Dataset items:
>> Start
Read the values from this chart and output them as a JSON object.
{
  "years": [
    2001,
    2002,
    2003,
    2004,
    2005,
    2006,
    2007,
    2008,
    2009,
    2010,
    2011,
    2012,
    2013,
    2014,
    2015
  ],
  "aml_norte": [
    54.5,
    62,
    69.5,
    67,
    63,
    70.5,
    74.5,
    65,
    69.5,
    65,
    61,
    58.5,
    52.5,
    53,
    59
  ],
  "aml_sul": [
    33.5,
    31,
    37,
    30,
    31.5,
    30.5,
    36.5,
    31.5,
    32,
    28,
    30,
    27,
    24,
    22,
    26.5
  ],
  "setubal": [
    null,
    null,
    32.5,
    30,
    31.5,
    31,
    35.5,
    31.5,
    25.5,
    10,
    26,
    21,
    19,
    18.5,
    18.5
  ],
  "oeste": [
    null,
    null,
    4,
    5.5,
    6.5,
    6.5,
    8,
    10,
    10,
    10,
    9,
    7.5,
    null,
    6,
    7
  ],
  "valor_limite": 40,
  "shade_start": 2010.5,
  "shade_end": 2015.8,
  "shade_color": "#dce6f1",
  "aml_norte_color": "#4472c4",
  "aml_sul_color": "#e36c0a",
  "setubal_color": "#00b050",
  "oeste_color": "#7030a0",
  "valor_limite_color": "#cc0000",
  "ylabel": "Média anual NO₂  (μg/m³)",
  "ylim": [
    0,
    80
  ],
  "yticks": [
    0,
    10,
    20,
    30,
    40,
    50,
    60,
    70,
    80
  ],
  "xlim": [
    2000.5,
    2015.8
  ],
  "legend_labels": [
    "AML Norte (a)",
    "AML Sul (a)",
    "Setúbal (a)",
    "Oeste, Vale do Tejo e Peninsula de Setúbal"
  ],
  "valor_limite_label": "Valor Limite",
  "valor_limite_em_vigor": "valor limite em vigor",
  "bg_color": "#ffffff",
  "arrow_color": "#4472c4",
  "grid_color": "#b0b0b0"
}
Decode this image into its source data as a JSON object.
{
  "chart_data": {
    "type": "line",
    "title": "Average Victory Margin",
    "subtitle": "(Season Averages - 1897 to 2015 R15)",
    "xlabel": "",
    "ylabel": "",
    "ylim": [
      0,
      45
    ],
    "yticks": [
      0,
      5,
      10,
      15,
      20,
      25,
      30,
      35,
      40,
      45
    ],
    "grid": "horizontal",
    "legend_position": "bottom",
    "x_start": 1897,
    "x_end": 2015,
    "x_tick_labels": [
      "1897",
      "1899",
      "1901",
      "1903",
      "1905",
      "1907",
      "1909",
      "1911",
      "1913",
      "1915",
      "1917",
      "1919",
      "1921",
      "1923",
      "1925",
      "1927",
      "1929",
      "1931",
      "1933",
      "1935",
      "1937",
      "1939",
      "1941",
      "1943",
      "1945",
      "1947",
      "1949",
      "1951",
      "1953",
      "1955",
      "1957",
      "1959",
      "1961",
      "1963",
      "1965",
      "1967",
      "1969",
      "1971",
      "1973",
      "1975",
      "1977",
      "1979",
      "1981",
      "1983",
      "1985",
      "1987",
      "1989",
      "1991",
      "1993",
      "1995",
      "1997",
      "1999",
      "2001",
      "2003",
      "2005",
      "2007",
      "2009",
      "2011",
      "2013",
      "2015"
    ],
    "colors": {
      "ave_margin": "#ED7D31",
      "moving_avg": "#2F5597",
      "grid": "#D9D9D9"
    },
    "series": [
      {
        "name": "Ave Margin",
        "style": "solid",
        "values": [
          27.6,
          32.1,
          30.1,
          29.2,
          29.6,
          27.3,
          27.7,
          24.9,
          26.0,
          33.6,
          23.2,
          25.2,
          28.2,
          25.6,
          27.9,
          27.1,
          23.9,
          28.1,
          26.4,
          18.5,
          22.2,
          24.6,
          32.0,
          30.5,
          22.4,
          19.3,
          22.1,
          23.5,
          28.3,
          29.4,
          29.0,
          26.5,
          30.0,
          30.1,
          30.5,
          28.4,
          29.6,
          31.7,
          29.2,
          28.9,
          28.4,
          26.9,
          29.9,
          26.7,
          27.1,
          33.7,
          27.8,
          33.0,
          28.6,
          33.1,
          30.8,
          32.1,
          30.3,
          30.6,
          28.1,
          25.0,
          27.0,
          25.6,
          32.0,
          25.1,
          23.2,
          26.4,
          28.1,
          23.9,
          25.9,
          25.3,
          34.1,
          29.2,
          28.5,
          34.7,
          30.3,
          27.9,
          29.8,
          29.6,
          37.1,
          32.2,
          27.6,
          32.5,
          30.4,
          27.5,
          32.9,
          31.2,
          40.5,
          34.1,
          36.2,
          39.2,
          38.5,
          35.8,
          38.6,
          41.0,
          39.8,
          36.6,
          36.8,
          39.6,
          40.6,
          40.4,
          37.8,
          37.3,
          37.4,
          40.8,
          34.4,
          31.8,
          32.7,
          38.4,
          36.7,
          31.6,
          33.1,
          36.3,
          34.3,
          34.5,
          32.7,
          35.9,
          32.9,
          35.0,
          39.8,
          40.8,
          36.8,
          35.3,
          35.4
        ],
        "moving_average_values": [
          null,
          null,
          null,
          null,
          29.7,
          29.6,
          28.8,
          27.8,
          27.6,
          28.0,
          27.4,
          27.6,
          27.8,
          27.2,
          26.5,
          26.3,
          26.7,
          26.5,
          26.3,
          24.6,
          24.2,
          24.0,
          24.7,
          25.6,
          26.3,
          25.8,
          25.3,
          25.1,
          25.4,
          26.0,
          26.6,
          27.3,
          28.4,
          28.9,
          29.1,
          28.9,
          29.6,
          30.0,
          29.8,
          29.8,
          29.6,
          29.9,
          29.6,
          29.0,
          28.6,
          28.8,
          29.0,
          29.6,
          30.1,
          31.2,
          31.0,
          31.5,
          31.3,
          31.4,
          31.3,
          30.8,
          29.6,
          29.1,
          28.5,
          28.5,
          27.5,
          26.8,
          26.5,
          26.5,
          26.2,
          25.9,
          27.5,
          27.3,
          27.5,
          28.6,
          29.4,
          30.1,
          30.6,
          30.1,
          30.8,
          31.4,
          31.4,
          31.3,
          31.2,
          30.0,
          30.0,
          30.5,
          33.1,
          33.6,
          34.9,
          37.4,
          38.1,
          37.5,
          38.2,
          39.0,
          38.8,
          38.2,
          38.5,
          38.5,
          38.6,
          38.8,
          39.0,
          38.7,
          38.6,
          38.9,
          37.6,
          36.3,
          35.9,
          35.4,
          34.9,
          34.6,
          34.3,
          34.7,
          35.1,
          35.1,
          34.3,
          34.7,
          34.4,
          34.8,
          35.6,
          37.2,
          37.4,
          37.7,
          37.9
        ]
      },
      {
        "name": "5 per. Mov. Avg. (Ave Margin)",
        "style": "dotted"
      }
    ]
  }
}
>> End
- Written request
Give the number of lines above that hold the word "this", and nothing more.

- Full response
2